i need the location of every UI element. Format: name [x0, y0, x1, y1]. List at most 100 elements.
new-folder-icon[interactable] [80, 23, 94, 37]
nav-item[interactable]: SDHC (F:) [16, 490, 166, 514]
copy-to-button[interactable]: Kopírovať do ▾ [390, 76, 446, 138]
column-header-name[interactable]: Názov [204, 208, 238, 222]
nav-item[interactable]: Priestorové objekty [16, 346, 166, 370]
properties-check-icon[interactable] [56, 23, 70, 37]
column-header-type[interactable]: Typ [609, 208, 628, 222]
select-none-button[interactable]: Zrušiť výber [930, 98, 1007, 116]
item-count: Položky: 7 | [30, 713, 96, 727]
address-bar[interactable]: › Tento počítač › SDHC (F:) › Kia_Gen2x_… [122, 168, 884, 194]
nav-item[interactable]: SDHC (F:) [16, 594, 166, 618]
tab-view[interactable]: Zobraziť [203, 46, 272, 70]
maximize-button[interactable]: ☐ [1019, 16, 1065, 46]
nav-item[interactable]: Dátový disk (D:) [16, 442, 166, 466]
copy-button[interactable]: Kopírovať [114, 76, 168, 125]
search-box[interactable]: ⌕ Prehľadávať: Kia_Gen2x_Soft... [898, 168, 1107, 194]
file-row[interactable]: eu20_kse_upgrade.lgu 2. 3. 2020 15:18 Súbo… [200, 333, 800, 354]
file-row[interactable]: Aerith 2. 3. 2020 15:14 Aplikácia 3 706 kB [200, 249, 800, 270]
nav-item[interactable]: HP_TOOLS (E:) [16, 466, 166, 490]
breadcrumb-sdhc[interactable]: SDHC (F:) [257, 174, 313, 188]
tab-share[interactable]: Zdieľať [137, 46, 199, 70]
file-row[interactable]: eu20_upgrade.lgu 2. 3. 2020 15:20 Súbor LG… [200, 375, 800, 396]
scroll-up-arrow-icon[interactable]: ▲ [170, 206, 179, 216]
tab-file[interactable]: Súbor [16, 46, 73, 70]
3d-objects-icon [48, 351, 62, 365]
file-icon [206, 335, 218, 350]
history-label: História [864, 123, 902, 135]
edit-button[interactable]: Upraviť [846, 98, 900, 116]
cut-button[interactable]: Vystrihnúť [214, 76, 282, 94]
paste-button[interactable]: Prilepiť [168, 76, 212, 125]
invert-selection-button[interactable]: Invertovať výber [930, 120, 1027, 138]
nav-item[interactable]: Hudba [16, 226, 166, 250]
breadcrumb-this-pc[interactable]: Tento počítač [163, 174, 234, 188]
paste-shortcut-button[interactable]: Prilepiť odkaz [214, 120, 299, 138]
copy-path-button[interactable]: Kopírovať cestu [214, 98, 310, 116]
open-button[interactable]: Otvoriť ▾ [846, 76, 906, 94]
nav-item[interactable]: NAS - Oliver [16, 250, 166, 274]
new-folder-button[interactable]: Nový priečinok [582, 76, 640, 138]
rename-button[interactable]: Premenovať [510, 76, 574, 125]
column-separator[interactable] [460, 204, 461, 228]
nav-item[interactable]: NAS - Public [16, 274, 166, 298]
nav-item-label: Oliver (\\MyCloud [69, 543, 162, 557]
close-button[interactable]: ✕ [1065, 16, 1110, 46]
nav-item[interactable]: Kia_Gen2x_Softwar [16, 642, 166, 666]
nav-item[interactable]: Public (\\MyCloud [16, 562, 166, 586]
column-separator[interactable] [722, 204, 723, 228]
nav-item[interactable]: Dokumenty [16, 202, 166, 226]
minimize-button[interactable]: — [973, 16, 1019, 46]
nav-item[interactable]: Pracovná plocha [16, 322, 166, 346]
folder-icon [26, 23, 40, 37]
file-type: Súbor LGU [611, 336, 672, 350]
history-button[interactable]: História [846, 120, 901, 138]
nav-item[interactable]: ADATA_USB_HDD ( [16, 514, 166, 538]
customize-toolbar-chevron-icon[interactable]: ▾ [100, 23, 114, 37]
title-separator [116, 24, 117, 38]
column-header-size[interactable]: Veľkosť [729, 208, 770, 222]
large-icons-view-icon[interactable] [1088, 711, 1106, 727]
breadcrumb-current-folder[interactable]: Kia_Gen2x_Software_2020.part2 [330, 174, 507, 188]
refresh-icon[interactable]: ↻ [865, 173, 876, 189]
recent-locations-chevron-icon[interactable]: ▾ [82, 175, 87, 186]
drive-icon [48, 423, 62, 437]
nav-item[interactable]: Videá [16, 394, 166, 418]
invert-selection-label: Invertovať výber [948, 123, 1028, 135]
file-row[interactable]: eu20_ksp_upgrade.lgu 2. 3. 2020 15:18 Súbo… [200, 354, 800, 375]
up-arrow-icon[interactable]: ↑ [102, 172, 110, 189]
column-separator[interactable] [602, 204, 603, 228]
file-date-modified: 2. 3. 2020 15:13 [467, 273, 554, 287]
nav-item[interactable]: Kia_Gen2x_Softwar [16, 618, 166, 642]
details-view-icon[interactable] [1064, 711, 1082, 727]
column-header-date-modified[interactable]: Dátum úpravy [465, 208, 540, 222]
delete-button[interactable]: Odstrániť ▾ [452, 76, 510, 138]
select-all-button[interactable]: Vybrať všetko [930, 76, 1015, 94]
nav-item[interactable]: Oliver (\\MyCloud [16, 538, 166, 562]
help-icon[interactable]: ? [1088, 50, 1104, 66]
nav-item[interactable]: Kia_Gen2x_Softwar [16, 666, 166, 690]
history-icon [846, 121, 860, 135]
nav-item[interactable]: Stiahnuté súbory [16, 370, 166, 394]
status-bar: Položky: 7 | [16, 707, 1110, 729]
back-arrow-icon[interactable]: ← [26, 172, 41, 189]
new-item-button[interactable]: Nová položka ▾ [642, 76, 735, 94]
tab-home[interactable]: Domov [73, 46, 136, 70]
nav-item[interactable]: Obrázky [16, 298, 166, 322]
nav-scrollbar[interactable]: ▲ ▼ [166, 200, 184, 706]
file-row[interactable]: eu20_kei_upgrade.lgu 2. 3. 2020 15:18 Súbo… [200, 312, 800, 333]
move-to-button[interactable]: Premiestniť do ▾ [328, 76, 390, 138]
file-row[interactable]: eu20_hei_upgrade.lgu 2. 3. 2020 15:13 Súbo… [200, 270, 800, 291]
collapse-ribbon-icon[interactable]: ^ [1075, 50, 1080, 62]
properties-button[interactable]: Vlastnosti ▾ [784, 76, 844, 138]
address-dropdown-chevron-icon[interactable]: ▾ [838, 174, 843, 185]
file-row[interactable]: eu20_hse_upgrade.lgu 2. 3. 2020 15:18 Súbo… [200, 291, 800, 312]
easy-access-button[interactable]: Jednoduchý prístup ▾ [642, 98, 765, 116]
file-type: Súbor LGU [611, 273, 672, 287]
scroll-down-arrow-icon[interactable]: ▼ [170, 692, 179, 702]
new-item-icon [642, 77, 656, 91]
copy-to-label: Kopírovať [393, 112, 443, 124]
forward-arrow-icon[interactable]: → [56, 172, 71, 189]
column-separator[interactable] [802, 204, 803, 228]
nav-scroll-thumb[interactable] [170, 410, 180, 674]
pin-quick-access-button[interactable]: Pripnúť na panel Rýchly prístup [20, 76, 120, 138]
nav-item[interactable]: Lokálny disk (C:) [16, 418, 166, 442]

> Work required
Rewrite the listing from its first line through the line containing "nav-item[interactable]: Priestorové objekty" as a Markdown table with the columns Row and Listing line. Include both of those lines and skip any blank lines.

> Exercise answer
| Row | Listing line |
|---|---|
| 1 | i need the location of every UI element. Format: name [x0, y0, x1, y1]. List at most 100 elements. |
| 2 | new-folder-icon[interactable] [80, 23, 94, 37] |
| 3 | nav-item[interactable]: SDHC (F:) [16, 490, 166, 514] |
| 4 | copy-to-button[interactable]: Kopírovať do ▾ [390, 76, 446, 138] |
| 5 | column-header-name[interactable]: Názov [204, 208, 238, 222] |
| 6 | nav-item[interactable]: Priestorové objekty [16, 346, 166, 370] |